===== Excerpt
Q329       Chair: Going back to my question, Secretary of State, will you also commit to publishing a plain English guide to what the consequences of no deal would be?

Matt Hancock: When we publish the further documentation on the plans needed to mitigate the consequences of a no-deal Brexit, we will ensure that we set out at the appropriate level the consequences as we see them.

Q330       Dr Williams: I would like to ask you about our EU workforce. We have 150,000 EU nationals working in our health and care systems. I particularly want to talk about nurses and midwives. We did a report recently on the nursing workforce. In 201617, more than 6,000 nurses and midwives joined the register from EU countries, but by 201718 that had reduced to only 805 EU midwives—an 87% drop in midwives coming here from other EU countries. What effect do you think that is having on an existing workforce crisis and what can you do to mitigate it?

Matt Hancock: The first thing we can do to mitigate it is to ensure that we get a good deal for Brexit, as well, of course, as ensuring that we keep expanding the domestic training. Setting those important steps to one side, the question is then how we ensure that in the meantime we keep attracting people to do the jobs that need to be done. Overall, we have seen an increase of over 4,000 in the EU workforce in the NHS. If you listened to some of the debate, you would not think that was the case.

Q331       Dr Williams: That is because even though we saw an initial rise in the year after the referendum, when people had probably already made their plans to come here, the trend is massively downwards. Last year, we only had 805 nurses and midwives join, but we had 3,962 leave. You are correct that in the period since the referendum we have had an increase, but we are now having a massive exodus of EU staff. The tide has turned and people are leaving rather than coming here.

Matt Hancock: That is not how I see it. I think you are taking a partial view, looking at one important subcategory of the NHS workforce. Nevertheless, having said that, clearly, I want the jobs that we are opening up in the NHS fully filled.

Q332       Dr Williams: We have relied on workforce coming from overseas for many years. We have had a small increase in nonEU nurses—about 1,000but it does not make up for the massive exodus of EU nurses.

Matt Hancock: Although on nonEU we have only just changed the visa rules to remove the cap for doctors and nurses, which I think is a big step forward.

Q333       Dr Williams: It is very welcome—belatedly welcome. What is your message to the EU staff who are working in our health and care services about their future?
==========
Check your understanding:
• 1. Transcribe the Brexit hearing excerpt from "Q329       Chair: Going" to "deal would be?".
• 2. Pick up the Brexit hearing excerpt after its final sentence and write what comes next.
===== Data records
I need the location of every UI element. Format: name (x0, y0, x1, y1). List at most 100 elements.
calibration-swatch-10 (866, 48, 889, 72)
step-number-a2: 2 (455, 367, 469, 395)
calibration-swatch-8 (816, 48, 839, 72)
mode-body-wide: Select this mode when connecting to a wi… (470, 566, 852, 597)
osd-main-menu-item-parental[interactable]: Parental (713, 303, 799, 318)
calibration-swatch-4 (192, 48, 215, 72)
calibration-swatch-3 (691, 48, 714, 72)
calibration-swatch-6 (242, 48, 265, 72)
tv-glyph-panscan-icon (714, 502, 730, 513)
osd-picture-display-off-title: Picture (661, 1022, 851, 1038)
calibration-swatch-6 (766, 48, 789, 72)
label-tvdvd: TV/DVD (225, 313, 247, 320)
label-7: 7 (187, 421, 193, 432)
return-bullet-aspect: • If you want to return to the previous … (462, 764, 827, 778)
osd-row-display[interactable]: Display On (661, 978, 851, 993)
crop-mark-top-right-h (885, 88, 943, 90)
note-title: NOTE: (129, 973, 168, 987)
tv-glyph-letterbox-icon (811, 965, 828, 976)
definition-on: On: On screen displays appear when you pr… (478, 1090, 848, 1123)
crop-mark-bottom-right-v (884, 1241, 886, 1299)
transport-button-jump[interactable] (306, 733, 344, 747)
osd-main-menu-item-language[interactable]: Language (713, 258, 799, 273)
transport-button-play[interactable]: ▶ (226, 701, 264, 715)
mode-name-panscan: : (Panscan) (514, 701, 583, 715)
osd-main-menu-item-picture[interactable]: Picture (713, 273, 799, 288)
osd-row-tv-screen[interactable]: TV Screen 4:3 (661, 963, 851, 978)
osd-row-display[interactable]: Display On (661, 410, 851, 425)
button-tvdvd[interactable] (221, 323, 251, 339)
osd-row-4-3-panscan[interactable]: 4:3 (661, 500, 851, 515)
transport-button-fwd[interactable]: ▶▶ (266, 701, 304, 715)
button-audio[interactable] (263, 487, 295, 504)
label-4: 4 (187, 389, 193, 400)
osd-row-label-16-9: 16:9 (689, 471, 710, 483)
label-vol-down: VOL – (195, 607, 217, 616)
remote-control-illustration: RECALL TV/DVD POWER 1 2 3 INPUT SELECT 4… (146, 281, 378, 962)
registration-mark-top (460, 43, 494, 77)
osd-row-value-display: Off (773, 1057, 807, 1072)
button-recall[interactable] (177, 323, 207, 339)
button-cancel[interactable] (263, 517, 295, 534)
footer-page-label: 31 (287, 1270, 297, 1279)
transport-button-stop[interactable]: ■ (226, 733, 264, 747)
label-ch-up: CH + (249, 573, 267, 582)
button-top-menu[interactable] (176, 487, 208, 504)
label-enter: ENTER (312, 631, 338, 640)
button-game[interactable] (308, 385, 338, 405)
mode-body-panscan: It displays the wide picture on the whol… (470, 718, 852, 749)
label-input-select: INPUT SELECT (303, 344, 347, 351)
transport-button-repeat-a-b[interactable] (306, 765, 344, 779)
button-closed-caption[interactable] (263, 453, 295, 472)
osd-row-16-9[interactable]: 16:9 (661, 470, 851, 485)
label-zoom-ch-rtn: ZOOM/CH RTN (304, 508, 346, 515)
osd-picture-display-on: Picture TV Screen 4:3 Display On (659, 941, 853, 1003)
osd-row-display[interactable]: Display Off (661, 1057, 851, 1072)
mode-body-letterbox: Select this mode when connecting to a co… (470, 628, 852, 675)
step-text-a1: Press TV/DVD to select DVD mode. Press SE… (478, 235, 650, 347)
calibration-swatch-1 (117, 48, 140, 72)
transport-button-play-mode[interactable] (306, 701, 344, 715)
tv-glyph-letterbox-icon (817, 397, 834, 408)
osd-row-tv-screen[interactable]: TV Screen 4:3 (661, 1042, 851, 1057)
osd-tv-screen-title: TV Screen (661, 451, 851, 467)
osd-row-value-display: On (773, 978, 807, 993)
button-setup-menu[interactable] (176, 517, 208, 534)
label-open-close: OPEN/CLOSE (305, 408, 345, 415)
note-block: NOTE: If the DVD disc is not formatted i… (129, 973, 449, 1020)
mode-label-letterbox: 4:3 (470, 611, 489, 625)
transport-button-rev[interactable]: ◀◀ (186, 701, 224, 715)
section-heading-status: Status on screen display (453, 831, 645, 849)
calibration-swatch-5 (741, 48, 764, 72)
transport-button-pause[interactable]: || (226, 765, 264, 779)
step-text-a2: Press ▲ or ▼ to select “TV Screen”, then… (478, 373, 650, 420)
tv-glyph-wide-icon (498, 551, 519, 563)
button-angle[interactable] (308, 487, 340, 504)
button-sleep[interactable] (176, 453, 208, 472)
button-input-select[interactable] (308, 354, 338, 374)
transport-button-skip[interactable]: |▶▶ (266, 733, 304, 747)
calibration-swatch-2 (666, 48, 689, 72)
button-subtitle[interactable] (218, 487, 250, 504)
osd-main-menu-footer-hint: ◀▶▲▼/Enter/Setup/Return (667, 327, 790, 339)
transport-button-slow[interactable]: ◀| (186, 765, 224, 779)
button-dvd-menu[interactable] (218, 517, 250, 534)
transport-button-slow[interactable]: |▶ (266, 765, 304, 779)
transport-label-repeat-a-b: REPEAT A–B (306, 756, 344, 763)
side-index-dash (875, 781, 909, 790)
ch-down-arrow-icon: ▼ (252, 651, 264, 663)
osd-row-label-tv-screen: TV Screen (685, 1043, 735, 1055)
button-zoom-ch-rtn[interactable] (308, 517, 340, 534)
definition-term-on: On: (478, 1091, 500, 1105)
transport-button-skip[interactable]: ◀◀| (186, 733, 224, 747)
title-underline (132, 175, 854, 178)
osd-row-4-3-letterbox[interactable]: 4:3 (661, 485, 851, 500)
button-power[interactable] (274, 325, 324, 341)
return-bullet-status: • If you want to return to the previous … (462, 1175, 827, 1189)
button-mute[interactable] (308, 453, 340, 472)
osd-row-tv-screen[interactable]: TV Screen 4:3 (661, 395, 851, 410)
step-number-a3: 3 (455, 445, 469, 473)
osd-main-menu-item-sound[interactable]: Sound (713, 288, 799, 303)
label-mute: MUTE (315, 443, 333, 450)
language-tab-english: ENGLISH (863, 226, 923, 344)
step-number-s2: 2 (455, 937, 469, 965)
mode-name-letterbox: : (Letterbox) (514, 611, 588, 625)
==========
Your written answers:
• 1.
Q329       Chair: Going back to my question, Secretary of State, will you also commit to publishing a plain English guide to what the consequences of no deal would be?

• 2.
Matt Hancock: EU staff who are here are very welcome to be here. When I say that I value the work that the NHS workforce does and the care they give to everybody, the care they give to people in sometimes their hours of most need, I mean everybody who works in the NHS wherever they come from, and that of course includes staff who work for the NHS who come from another EU country. They have over many years provided an enormously high quality of care and done a fantastic job.

We are now offering residency, and we are getting the service to allow for application for residency up and running. That is very important. We have been clear that we want to allow for ongoing residency. I would prefer it if the EU side had signed off on that fully, but we are absolutely determined to ensure that people who have come to the UK to serve in the NHS and work in our social care system are not only welcome but deeply valued.

Q334       Chair: I have one final question for you, Secretary of State. Are you intending to move to a situation where people have their own medical records, which they can hold digitally and share with whoever they wish at whatever level?

Matt Hancock: It would be an incredibly positive step to get there. There is an awful lot of work to do to ensure that there are interoperable patient records. In the first instance, linking up between primary care, secondary care, social care and other parts of the NHS is vital. That is ongoing. When we can get to the point of all of us as patients being able to see what is written on our record, I think that would be a very good place to get to.

Chair: Thank you very much for coming this afternoon, Secretary of State.